What to do = Reproduce, unchanged, the items from the line containing "Patent image size: (1315, 583)." up to and including the line containing "The 8-bit output bus 8 is at (1235, 336).".

Data rows =
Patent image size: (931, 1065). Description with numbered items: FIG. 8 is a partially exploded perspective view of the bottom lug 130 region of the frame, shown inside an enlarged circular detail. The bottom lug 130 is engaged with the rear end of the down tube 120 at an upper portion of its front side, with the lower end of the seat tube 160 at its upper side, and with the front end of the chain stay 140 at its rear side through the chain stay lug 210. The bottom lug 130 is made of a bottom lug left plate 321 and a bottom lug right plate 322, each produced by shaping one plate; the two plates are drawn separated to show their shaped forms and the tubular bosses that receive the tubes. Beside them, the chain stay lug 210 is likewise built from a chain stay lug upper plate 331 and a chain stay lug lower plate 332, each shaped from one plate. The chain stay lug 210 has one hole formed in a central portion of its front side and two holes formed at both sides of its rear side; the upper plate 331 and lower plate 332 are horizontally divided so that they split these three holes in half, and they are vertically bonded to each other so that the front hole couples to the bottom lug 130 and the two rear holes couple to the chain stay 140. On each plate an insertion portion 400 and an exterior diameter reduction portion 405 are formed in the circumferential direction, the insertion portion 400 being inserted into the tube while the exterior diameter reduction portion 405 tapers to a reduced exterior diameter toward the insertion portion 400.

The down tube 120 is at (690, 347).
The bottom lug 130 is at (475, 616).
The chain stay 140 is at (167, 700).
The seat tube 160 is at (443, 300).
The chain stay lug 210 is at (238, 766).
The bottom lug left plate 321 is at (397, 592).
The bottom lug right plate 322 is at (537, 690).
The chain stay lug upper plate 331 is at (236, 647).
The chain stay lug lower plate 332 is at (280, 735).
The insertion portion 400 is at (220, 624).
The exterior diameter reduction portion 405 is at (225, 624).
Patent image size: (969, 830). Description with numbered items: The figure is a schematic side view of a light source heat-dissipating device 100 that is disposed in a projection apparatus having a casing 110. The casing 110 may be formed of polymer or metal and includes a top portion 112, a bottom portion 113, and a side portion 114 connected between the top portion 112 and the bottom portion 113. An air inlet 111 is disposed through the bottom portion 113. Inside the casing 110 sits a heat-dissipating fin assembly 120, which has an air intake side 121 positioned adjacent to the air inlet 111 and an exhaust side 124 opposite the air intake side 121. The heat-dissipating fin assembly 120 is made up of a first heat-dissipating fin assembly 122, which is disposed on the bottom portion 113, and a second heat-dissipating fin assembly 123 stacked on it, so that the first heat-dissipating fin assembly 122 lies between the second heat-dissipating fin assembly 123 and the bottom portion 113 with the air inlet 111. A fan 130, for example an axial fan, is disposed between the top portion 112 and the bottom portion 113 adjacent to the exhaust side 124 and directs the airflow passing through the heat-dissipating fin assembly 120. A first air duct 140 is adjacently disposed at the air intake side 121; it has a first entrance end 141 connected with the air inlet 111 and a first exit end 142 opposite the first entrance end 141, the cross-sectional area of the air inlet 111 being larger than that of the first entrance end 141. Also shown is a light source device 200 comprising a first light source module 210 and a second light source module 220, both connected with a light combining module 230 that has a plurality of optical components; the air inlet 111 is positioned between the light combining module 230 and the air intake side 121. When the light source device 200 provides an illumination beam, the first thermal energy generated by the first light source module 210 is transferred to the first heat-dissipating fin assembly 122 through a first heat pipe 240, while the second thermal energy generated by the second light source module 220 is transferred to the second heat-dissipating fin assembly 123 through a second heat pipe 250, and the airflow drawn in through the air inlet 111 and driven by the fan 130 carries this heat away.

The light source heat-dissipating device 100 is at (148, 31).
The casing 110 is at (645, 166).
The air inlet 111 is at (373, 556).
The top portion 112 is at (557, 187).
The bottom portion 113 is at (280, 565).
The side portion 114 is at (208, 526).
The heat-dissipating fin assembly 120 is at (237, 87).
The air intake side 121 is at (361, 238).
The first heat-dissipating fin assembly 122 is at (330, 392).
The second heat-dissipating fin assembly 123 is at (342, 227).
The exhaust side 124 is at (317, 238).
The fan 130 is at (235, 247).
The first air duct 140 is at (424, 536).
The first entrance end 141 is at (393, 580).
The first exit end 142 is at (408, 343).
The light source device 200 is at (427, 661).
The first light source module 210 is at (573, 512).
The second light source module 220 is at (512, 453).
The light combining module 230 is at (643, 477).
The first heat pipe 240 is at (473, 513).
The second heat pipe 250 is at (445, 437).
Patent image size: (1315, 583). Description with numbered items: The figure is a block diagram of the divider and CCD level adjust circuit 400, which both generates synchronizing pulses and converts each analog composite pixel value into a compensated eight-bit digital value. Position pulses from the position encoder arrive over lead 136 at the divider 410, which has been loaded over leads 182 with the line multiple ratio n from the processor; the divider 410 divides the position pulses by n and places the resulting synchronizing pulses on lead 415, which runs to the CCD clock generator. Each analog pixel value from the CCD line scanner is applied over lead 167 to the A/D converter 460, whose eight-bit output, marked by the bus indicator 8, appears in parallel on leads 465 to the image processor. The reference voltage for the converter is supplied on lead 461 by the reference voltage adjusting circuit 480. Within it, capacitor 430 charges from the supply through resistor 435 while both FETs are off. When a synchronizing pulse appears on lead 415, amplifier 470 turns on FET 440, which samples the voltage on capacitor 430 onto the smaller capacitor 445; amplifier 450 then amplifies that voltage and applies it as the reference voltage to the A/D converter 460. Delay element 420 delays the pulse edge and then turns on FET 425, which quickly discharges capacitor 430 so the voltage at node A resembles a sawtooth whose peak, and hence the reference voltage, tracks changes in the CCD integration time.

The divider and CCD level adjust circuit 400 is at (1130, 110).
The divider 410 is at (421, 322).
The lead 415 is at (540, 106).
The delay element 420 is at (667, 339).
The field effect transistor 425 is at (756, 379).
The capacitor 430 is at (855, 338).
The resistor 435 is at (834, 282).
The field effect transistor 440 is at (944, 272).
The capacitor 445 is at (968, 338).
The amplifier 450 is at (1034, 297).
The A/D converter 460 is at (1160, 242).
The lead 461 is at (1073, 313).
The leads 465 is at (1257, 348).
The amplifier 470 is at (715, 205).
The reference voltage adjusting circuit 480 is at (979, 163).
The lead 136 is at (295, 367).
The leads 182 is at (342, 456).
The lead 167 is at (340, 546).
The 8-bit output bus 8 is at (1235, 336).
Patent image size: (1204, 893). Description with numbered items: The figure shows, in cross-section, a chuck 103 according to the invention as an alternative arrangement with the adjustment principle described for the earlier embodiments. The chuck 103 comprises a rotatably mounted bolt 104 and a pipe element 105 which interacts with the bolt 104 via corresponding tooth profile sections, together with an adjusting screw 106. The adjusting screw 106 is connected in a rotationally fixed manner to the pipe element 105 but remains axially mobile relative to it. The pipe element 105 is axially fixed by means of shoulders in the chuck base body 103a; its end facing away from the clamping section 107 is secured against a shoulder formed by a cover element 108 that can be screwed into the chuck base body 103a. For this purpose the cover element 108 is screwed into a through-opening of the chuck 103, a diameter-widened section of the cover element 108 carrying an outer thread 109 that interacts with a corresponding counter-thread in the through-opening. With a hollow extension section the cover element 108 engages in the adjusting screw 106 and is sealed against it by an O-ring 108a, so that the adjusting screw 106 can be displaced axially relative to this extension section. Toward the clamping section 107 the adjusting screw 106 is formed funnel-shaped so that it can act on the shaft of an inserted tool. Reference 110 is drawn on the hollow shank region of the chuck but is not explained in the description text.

Solution to the problem =
Patent image size: (1315, 583). Description with numbered items: The figure is a block diagram of the divider and CCD level adjust circuit 400, which both generates synchronizing pulses and converts each analog composite pixel value into a compensated eight-bit digital value. Position pulses from the position encoder arrive over lead 136 at the divider 410, which has been loaded over leads 182 with the line multiple ratio n from the processor; the divider 410 divides the position pulses by n and places the resulting synchronizing pulses on lead 415, which runs to the CCD clock generator. Each analog pixel value from the CCD line scanner is applied over lead 167 to the A/D converter 460, whose eight-bit output, marked by the bus indicator 8, appears in parallel on leads 465 to the image processor. The reference voltage for the converter is supplied on lead 461 by the reference voltage adjusting circuit 480. Within it, capacitor 430 charges from the supply through resistor 435 while both FETs are off. When a synchronizing pulse appears on lead 415, amplifier 470 turns on FET 440, which samples the voltage on capacitor 430 onto the smaller capacitor 445; amplifier 450 then amplifies that voltage and applies it as the reference voltage to the A/D converter 460. Delay element 420 delays the pulse edge and then turns on FET 425, which quickly discharges capacitor 430 so the voltage at node A resembles a sawtooth whose peak, and hence the reference voltage, tracks changes in the CCD integration time.

The divider and CCD level adjust circuit 400 is at (1130, 110).
The divider 410 is at (421, 322).
The lead 415 is at (540, 106).
The delay element 420 is at (667, 339).
The field effect transistor 425 is at (756, 379).
The capacitor 430 is at (855, 338).
The resistor 435 is at (834, 282).
The field effect transistor 440 is at (944, 272).
The capacitor 445 is at (968, 338).
The amplifier 450 is at (1034, 297).
The A/D converter 460 is at (1160, 242).
The lead 461 is at (1073, 313).
The leads 465 is at (1257, 348).
The amplifier 470 is at (715, 205).
The reference voltage adjusting circuit 480 is at (979, 163).
The lead 136 is at (295, 367).
The leads 182 is at (342, 456).
The lead 167 is at (340, 546).
The 8-bit output bus 8 is at (1235, 336).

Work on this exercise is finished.